■ EXERCISE MATERIALS:
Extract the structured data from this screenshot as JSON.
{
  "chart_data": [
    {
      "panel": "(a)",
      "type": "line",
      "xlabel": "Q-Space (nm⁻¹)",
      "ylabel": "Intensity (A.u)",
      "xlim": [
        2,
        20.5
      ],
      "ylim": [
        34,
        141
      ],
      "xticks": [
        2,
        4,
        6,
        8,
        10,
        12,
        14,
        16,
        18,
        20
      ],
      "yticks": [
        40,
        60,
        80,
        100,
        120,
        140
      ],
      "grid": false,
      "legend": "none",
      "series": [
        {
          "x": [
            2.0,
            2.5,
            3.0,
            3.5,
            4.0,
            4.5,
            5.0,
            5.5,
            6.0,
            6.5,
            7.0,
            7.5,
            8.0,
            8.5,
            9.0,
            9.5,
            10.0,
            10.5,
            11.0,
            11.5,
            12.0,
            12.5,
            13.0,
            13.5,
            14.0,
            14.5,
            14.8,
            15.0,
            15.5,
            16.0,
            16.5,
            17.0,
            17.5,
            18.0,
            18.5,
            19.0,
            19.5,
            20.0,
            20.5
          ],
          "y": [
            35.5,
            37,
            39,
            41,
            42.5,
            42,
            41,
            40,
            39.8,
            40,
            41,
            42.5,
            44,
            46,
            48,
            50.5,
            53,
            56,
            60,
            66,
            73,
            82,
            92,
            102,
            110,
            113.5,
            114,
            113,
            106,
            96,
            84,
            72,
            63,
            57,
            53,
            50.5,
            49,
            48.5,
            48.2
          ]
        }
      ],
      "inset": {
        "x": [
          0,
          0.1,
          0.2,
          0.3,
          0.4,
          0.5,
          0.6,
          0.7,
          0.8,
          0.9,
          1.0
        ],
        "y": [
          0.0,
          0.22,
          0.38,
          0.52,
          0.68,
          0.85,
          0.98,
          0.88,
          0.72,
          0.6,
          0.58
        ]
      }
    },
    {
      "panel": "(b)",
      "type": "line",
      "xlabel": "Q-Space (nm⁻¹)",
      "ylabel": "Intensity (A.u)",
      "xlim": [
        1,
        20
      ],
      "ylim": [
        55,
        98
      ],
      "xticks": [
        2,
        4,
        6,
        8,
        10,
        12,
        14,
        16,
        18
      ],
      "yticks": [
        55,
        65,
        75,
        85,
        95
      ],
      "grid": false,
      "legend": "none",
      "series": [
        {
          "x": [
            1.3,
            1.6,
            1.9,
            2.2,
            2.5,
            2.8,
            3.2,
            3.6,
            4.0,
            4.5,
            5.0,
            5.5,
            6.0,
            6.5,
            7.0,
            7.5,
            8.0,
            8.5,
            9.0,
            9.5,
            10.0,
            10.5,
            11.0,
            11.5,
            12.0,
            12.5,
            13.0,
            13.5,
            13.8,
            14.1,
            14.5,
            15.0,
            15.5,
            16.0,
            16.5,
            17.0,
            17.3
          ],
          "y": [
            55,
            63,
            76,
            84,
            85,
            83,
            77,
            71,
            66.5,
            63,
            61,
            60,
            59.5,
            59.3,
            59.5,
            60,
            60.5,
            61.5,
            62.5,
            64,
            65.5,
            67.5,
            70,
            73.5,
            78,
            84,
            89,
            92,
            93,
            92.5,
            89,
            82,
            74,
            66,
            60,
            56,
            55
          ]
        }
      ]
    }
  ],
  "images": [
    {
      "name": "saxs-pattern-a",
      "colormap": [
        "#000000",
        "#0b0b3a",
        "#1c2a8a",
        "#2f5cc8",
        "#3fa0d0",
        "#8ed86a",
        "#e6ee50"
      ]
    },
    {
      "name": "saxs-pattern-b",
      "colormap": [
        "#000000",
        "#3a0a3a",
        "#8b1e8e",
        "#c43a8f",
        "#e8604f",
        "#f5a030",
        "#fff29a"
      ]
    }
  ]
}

■ SET PROBLEM: Reproduce all of the entries word for word.

■ COMPLETE OUTPUT:
Extract the structured data from this screenshot as JSON.
{
  "chart_data": [
    {
      "panel": "(a)",
      "type": "line",
      "xlabel": "Q-Space (nm⁻¹)",
      "ylabel": "Intensity (A.u)",
      "xlim": [
        2,
        20.5
      ],
      "ylim": [
        34,
        141
      ],
      "xticks": [
        2,
        4,
        6,
        8,
        10,
        12,
        14,
        16,
        18,
        20
      ],
      "yticks": [
        40,
        60,
        80,
        100,
        120,
        140
      ],
      "grid": false,
      "legend": "none",
      "series": [
        {
          "x": [
            2.0,
            2.5,
            3.0,
            3.5,
            4.0,
            4.5,
            5.0,
            5.5,
            6.0,
            6.5,
            7.0,
            7.5,
            8.0,
            8.5,
            9.0,
            9.5,
            10.0,
            10.5,
            11.0,
            11.5,
            12.0,
            12.5,
            13.0,
            13.5,
            14.0,
            14.5,
            14.8,
            15.0,
            15.5,
            16.0,
            16.5,
            17.0,
            17.5,
            18.0,
            18.5,
            19.0,
            19.5,
            20.0,
            20.5
          ],
          "y": [
            35.5,
            37,
            39,
            41,
            42.5,
            42,
            41,
            40,
            39.8,
            40,
            41,
            42.5,
            44,
            46,
            48,
            50.5,
            53,
            56,
            60,
            66,
            73,
            82,
            92,
            102,
            110,
            113.5,
            114,
            113,
            106,
            96,
            84,
            72,
            63,
            57,
            53,
            50.5,
            49,
            48.5,
            48.2
          ]
        }
      ],
      "inset": {
        "x": [
          0,
          0.1,
          0.2,
          0.3,
          0.4,
          0.5,
          0.6,
          0.7,
          0.8,
          0.9,
          1.0
        ],
        "y": [
          0.0,
          0.22,
          0.38,
          0.52,
          0.68,
          0.85,
          0.98,
          0.88,
          0.72,
          0.6,
          0.58
        ]
      }
    },
    {
      "panel": "(b)",
      "type": "line",
      "xlabel": "Q-Space (nm⁻¹)",
      "ylabel": "Intensity (A.u)",
      "xlim": [
        1,
        20
      ],
      "ylim": [
        55,
        98
      ],
      "xticks": [
        2,
        4,
        6,
        8,
        10,
        12,
        14,
        16,
        18
      ],
      "yticks": [
        55,
        65,
        75,
        85,
        95
      ],
      "grid": false,
      "legend": "none",
      "series": [
        {
          "x": [
            1.3,
            1.6,
            1.9,
            2.2,
            2.5,
            2.8,
            3.2,
            3.6,
            4.0,
            4.5,
            5.0,
            5.5,
            6.0,
            6.5,
            7.0,
            7.5,
            8.0,
            8.5,
            9.0,
            9.5,
            10.0,
            10.5,
            11.0,
            11.5,
            12.0,
            12.5,
            13.0,
            13.5,
            13.8,
            14.1,
            14.5,
            15.0,
            15.5,
            16.0,
            16.5,
            17.0,
            17.3
          ],
          "y": [
            55,
            63,
            76,
            84,
            85,
            83,
            77,
            71,
            66.5,
            63,
            61,
            60,
            59.5,
            59.3,
            59.5,
            60,
            60.5,
            61.5,
            62.5,
            64,
            65.5,
            67.5,
            70,
            73.5,
            78,
            84,
            89,
            92,
            93,
            92.5,
            89,
            82,
            74,
            66,
            60,
            56,
            55
          ]
        }
      ]
    }
  ],
  "images": [
    {
      "name": "saxs-pattern-a",
      "colormap": [
        "#000000",
        "#0b0b3a",
        "#1c2a8a",
        "#2f5cc8",
        "#3fa0d0",
        "#8ed86a",
        "#e6ee50"
      ]
    },
    {
      "name": "saxs-pattern-b",
      "colormap": [
        "#000000",
        "#3a0a3a",
        "#8b1e8e",
        "#c43a8f",
        "#e8604f",
        "#f5a030",
        "#fff29a"
      ]
    }
  ]
}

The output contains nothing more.